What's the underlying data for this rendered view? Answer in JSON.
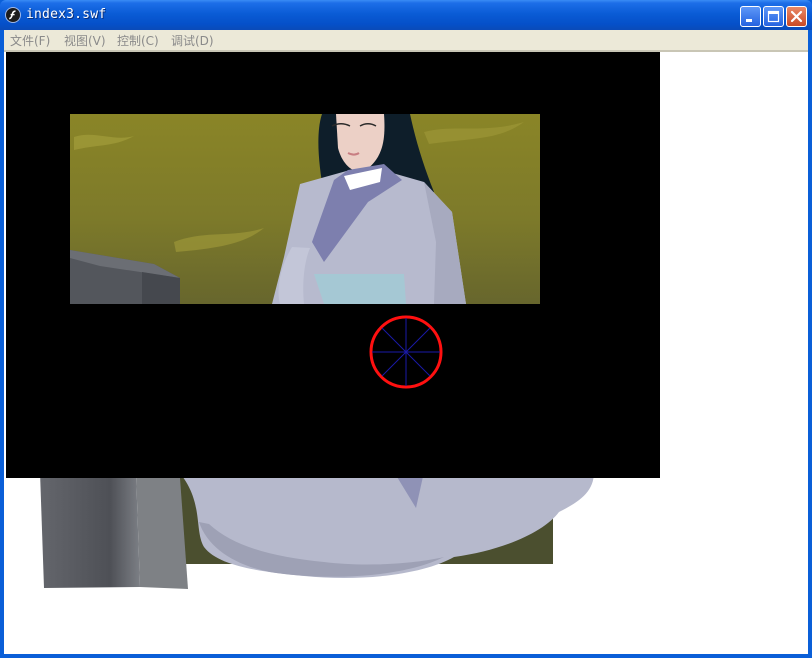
{
  "window": {
    "title": "index3.swf",
    "controls": {
      "minimize": "minimize-icon",
      "maximize": "maximize-icon",
      "close": "close-icon"
    }
  },
  "menu": {
    "items": [
      {
        "label": "文件(F)"
      },
      {
        "label": "视图(V)"
      },
      {
        "label": "控制(C)"
      },
      {
        "label": "调试(D)"
      }
    ]
  },
  "stage": {
    "background": "#000000",
    "scene": "woman in lavender robe sitting beside a gray stone, grassy olive background",
    "cursor_icon": "red-circle-crosshair-icon",
    "colors": {
      "grass": "#8f8a2a",
      "robe": "#b7bace",
      "robe_shadow": "#9fa2b6",
      "collar": "#7e80ae",
      "sash": "#a5c8d4",
      "hair": "#0e1e2a",
      "skin": "#ebcfc4",
      "stone": "#5d6066",
      "cursor_ring": "#ff1010",
      "cursor_spokes": "#1a1aa8"
    }
  }
}
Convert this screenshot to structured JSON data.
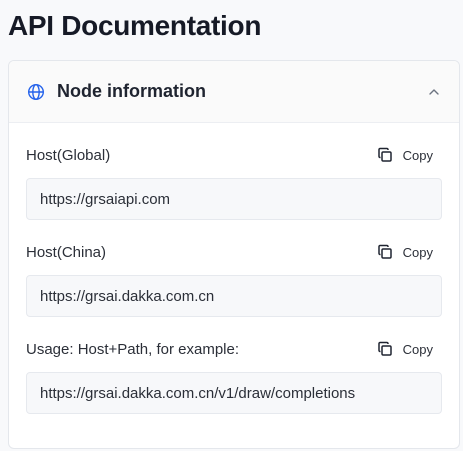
{
  "page": {
    "title": "API Documentation"
  },
  "card": {
    "title": "Node information",
    "icons": {
      "header": "globe-icon",
      "toggle": "chevron-up-icon",
      "copy": "copy-icon"
    },
    "accent_color": "#2563eb"
  },
  "fields": [
    {
      "label": "Host(Global)",
      "copy_label": "Copy",
      "value": "https://grsaiapi.com"
    },
    {
      "label": "Host(China)",
      "copy_label": "Copy",
      "value": "https://grsai.dakka.com.cn"
    },
    {
      "label": "Usage: Host+Path, for example:",
      "copy_label": "Copy",
      "value": "https://grsai.dakka.com.cn/v1/draw/completions"
    }
  ]
}
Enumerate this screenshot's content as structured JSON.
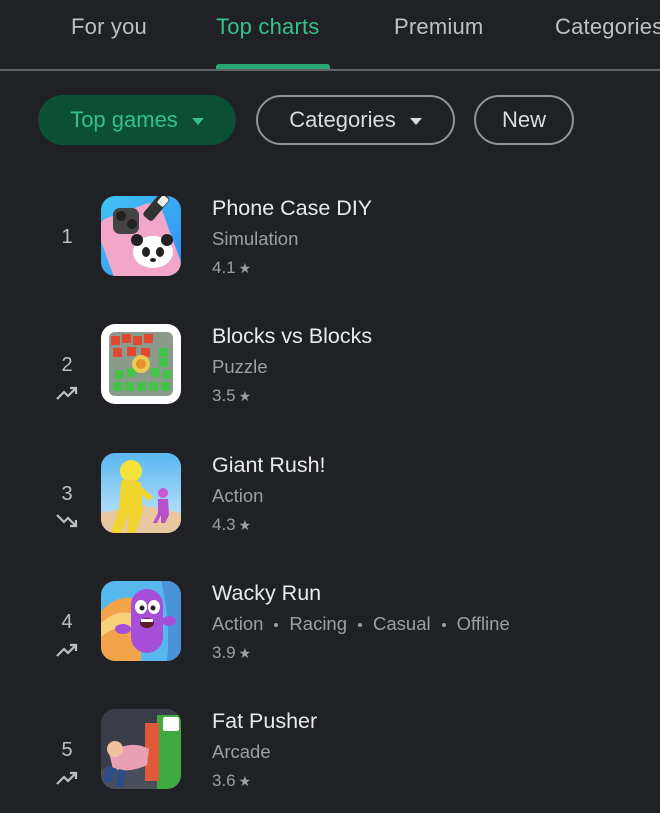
{
  "tabs": [
    {
      "label": "For you"
    },
    {
      "label": "Top charts",
      "active": true
    },
    {
      "label": "Premium"
    },
    {
      "label": "Categories"
    }
  ],
  "chips": {
    "top_games": "Top games",
    "categories": "Categories",
    "new": "New"
  },
  "apps": [
    {
      "rank": "1",
      "trend": "none",
      "title": "Phone Case DIY",
      "categories": [
        "Simulation"
      ],
      "rating": "4.1",
      "icon": "phone-case-diy-app-icon"
    },
    {
      "rank": "2",
      "trend": "up",
      "title": "Blocks vs Blocks",
      "categories": [
        "Puzzle"
      ],
      "rating": "3.5",
      "icon": "blocks-vs-blocks-app-icon"
    },
    {
      "rank": "3",
      "trend": "down",
      "title": "Giant Rush!",
      "categories": [
        "Action"
      ],
      "rating": "4.3",
      "icon": "giant-rush-app-icon"
    },
    {
      "rank": "4",
      "trend": "up",
      "title": "Wacky Run",
      "categories": [
        "Action",
        "Racing",
        "Casual",
        "Offline"
      ],
      "rating": "3.9",
      "icon": "wacky-run-app-icon"
    },
    {
      "rank": "5",
      "trend": "up",
      "title": "Fat Pusher",
      "categories": [
        "Arcade"
      ],
      "rating": "3.6",
      "icon": "fat-pusher-app-icon"
    }
  ],
  "colors": {
    "background": "#202124",
    "accent": "#35c18a",
    "chip_selected_bg": "#0b4f34"
  }
}
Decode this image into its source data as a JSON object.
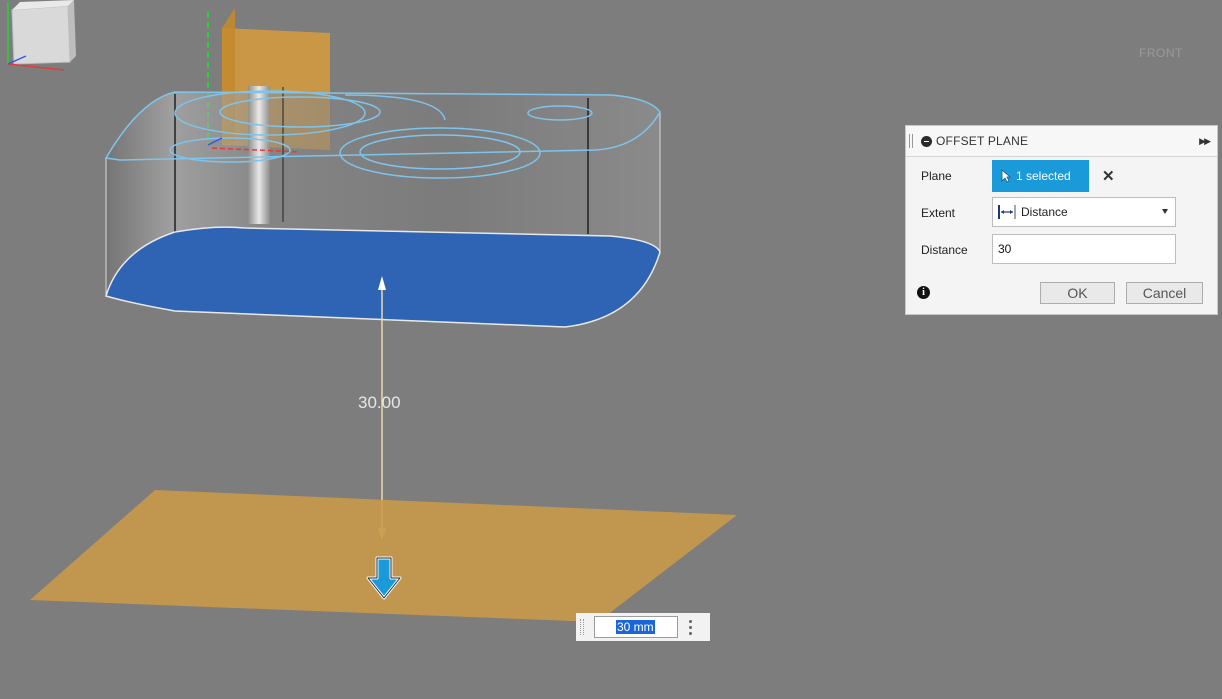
{
  "viewport": {
    "dimension_value": "30.00"
  },
  "viewcube": {
    "face_label": "FRONT"
  },
  "dialog": {
    "title": "OFFSET PLANE",
    "plane": {
      "label": "Plane",
      "selection": "1 selected"
    },
    "extent": {
      "label": "Extent",
      "value": "Distance"
    },
    "distance": {
      "label": "Distance",
      "value": "30"
    },
    "ok_label": "OK",
    "cancel_label": "Cancel"
  },
  "hud": {
    "value": "30 mm"
  },
  "colors": {
    "background": "#7d7d7d",
    "selected_face": "#2f63b4",
    "offset_plane": "#c99a4a",
    "accent": "#1a9ad9"
  }
}
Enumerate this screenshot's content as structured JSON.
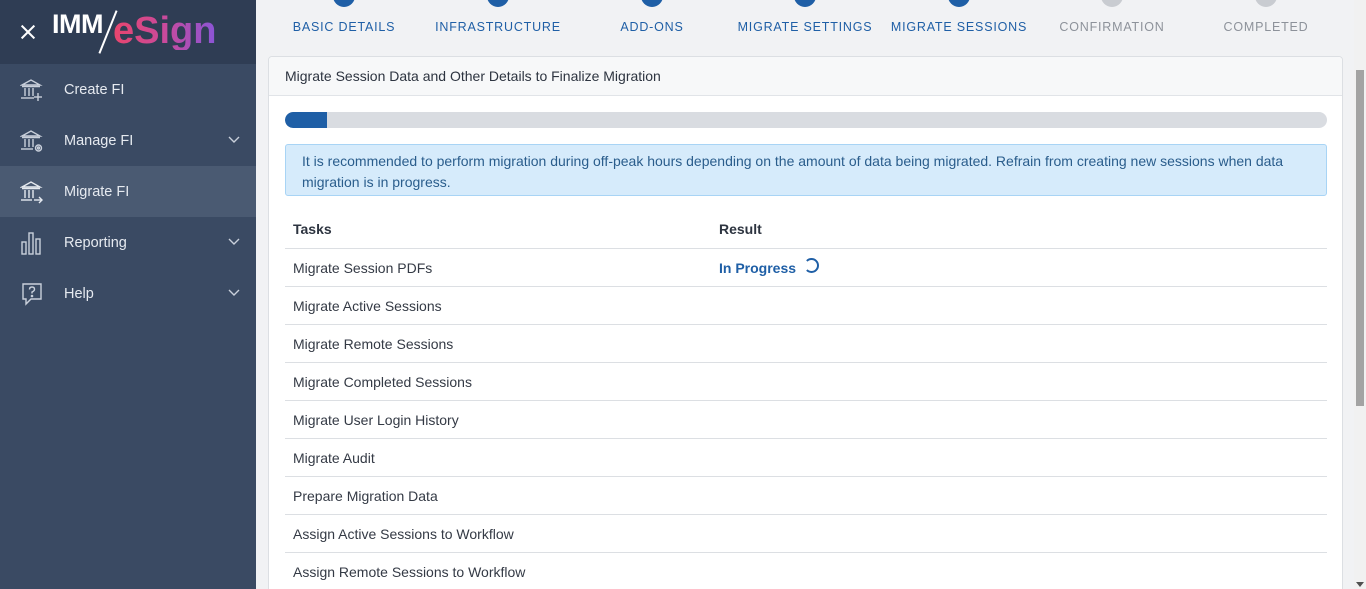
{
  "brand": {
    "logo_left": "IMM",
    "logo_right": "eSign"
  },
  "sidebar": {
    "items": [
      {
        "label": "Create FI",
        "icon": "bank-plus-icon",
        "expandable": false
      },
      {
        "label": "Manage FI",
        "icon": "bank-gear-icon",
        "expandable": true
      },
      {
        "label": "Migrate FI",
        "icon": "bank-arrow-icon",
        "expandable": false,
        "active": true
      },
      {
        "label": "Reporting",
        "icon": "bar-chart-icon",
        "expandable": true
      },
      {
        "label": "Help",
        "icon": "question-bubble-icon",
        "expandable": true
      }
    ]
  },
  "steps": [
    {
      "label": "BASIC DETAILS",
      "state": "done"
    },
    {
      "label": "INFRASTRUCTURE",
      "state": "done"
    },
    {
      "label": "ADD-ONS",
      "state": "done"
    },
    {
      "label": "MIGRATE SETTINGS",
      "state": "done"
    },
    {
      "label": "MIGRATE SESSIONS",
      "state": "current"
    },
    {
      "label": "CONFIRMATION",
      "state": "pending"
    },
    {
      "label": "COMPLETED",
      "state": "pending"
    }
  ],
  "card": {
    "title": "Migrate Session Data and Other Details to Finalize Migration",
    "progress_percent": 4,
    "alert": "It is recommended to perform migration during off-peak hours depending on the amount of data being migrated. Refrain from creating new sessions when data migration is in progress.",
    "table": {
      "headers": {
        "task": "Tasks",
        "result": "Result"
      },
      "rows": [
        {
          "task": "Migrate Session PDFs",
          "result": "In Progress"
        },
        {
          "task": "Migrate Active Sessions",
          "result": ""
        },
        {
          "task": "Migrate Remote Sessions",
          "result": ""
        },
        {
          "task": "Migrate Completed Sessions",
          "result": ""
        },
        {
          "task": "Migrate User Login History",
          "result": ""
        },
        {
          "task": "Migrate Audit",
          "result": ""
        },
        {
          "task": "Prepare Migration Data",
          "result": ""
        },
        {
          "task": "Assign Active Sessions to Workflow",
          "result": ""
        },
        {
          "task": "Assign Remote Sessions to Workflow",
          "result": ""
        }
      ]
    }
  },
  "colors": {
    "sidebar_bg": "#3a4a63",
    "accent": "#1f5fa6",
    "alert_bg": "#d6ebfb",
    "inactive": "#8d929a"
  }
}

WHAT IS NEEDED:
Quote the data above in full and without alteration; skip the pictures.

COMPLETED EXERCISE:
What's the underlying data for this rendered view? Answer in JSON.
{
  "window": {
    "title": "index3.swf",
    "controls": {
      "minimize": "minimize-icon",
      "maximize": "maximize-icon",
      "close": "close-icon"
    }
  },
  "menu": {
    "items": [
      {
        "label": "文件(F)"
      },
      {
        "label": "视图(V)"
      },
      {
        "label": "控制(C)"
      },
      {
        "label": "调试(D)"
      }
    ]
  },
  "stage": {
    "background": "#000000",
    "scene": "woman in lavender robe sitting beside a gray stone, grassy olive background",
    "cursor_icon": "red-circle-crosshair-icon",
    "colors": {
      "grass": "#8f8a2a",
      "robe": "#b7bace",
      "robe_shadow": "#9fa2b6",
      "collar": "#7e80ae",
      "sash": "#a5c8d4",
      "hair": "#0e1e2a",
      "skin": "#ebcfc4",
      "stone": "#5d6066",
      "cursor_ring": "#ff1010",
      "cursor_spokes": "#1a1aa8"
    }
  }
}
Convert this screenshot to structured JSON data.
{
  "page": {
    "title": "API Documentation"
  },
  "card": {
    "title": "Node information",
    "icons": {
      "header": "globe-icon",
      "toggle": "chevron-up-icon",
      "copy": "copy-icon"
    },
    "accent_color": "#2563eb"
  },
  "fields": [
    {
      "label": "Host(Global)",
      "copy_label": "Copy",
      "value": "https://grsaiapi.com"
    },
    {
      "label": "Host(China)",
      "copy_label": "Copy",
      "value": "https://grsai.dakka.com.cn"
    },
    {
      "label": "Usage: Host+Path, for example:",
      "copy_label": "Copy",
      "value": "https://grsai.dakka.com.cn/v1/draw/completions"
    }
  ]
}
Enumerate this screenshot's content as structured JSON.
{
  "tabs": [
    {
      "label": "For you"
    },
    {
      "label": "Top charts",
      "active": true
    },
    {
      "label": "Premium"
    },
    {
      "label": "Categories"
    }
  ],
  "chips": {
    "top_games": "Top games",
    "categories": "Categories",
    "new": "New"
  },
  "apps": [
    {
      "rank": "1",
      "trend": "none",
      "title": "Phone Case DIY",
      "categories": [
        "Simulation"
      ],
      "rating": "4.1",
      "icon": "phone-case-diy-app-icon"
    },
    {
      "rank": "2",
      "trend": "up",
      "title": "Blocks vs Blocks",
      "categories": [
        "Puzzle"
      ],
      "rating": "3.5",
      "icon": "blocks-vs-blocks-app-icon"
    },
    {
      "rank": "3",
      "trend": "down",
      "title": "Giant Rush!",
      "categories": [
        "Action"
      ],
      "rating": "4.3",
      "icon": "giant-rush-app-icon"
    },
    {
      "rank": "4",
      "trend": "up",
      "title": "Wacky Run",
      "categories": [
        "Action",
        "Racing",
        "Casual",
        "Offline"
      ],
      "rating": "3.9",
      "icon": "wacky-run-app-icon"
    },
    {
      "rank": "5",
      "trend": "up",
      "title": "Fat Pusher",
      "categories": [
        "Arcade"
      ],
      "rating": "3.6",
      "icon": "fat-pusher-app-icon"
    }
  ],
  "colors": {
    "background": "#202124",
    "accent": "#35c18a",
    "chip_selected_bg": "#0b4f34"
  }
}
Decode this image into its source data as a JSON object.
{
  "viewport": {
    "dimension_value": "30.00"
  },
  "viewcube": {
    "face_label": "FRONT"
  },
  "dialog": {
    "title": "OFFSET PLANE",
    "plane": {
      "label": "Plane",
      "selection": "1 selected"
    },
    "extent": {
      "label": "Extent",
      "value": "Distance"
    },
    "distance": {
      "label": "Distance",
      "value": "30"
    },
    "ok_label": "OK",
    "cancel_label": "Cancel"
  },
  "hud": {
    "value": "30 mm"
  },
  "colors": {
    "background": "#7d7d7d",
    "selected_face": "#2f63b4",
    "offset_plane": "#c99a4a",
    "accent": "#1a9ad9"
  }
}
Enumerate this screenshot's content as structured JSON.
{
  "brand": {
    "logo_left": "IMM",
    "logo_right": "eSign"
  },
  "sidebar": {
    "items": [
      {
        "label": "Create FI",
        "icon": "bank-plus-icon",
        "expandable": false
      },
      {
        "label": "Manage FI",
        "icon": "bank-gear-icon",
        "expandable": true
      },
      {
        "label": "Migrate FI",
        "icon": "bank-arrow-icon",
        "expandable": false,
        "active": true
      },
      {
        "label": "Reporting",
        "icon": "bar-chart-icon",
        "expandable": true
      },
      {
        "label": "Help",
        "icon": "question-bubble-icon",
        "expandable": true
      }
    ]
  },
  "steps": [
    {
      "label": "BASIC DETAILS",
      "state": "done"
    },
    {
      "label": "INFRASTRUCTURE",
      "state": "done"
    },
    {
      "label": "ADD-ONS",
      "state": "done"
    },
    {
      "label": "MIGRATE SETTINGS",
      "state": "done"
    },
    {
      "label": "MIGRATE SESSIONS",
      "state": "current"
    },
    {
      "label": "CONFIRMATION",
      "state": "pending"
    },
    {
      "label": "COMPLETED",
      "state": "pending"
    }
  ],
  "card": {
    "title": "Migrate Session Data and Other Details to Finalize Migration",
    "progress_percent": 4,
    "alert": "It is recommended to perform migration during off-peak hours depending on the amount of data being migrated. Refrain from creating new sessions when data migration is in progress.",
    "table": {
      "headers": {
        "task": "Tasks",
        "result": "Result"
      },
      "rows": [
        {
          "task": "Migrate Session PDFs",
          "result": "In Progress"
        },
        {
          "task": "Migrate Active Sessions",
          "result": ""
        },
        {
          "task": "Migrate Remote Sessions",
          "result": ""
        },
        {
          "task": "Migrate Completed Sessions",
          "result": ""
        },
        {
          "task": "Migrate User Login History",
          "result": ""
        },
        {
          "task": "Migrate Audit",
          "result": ""
        },
        {
          "task": "Prepare Migration Data",
          "result": ""
        },
        {
          "task": "Assign Active Sessions to Workflow",
          "result": ""
        },
        {
          "task": "Assign Remote Sessions to Workflow",
          "result": ""
        }
      ]
    }
  },
  "colors": {
    "sidebar_bg": "#3a4a63",
    "accent": "#1f5fa6",
    "alert_bg": "#d6ebfb",
    "inactive": "#8d929a"
  }
}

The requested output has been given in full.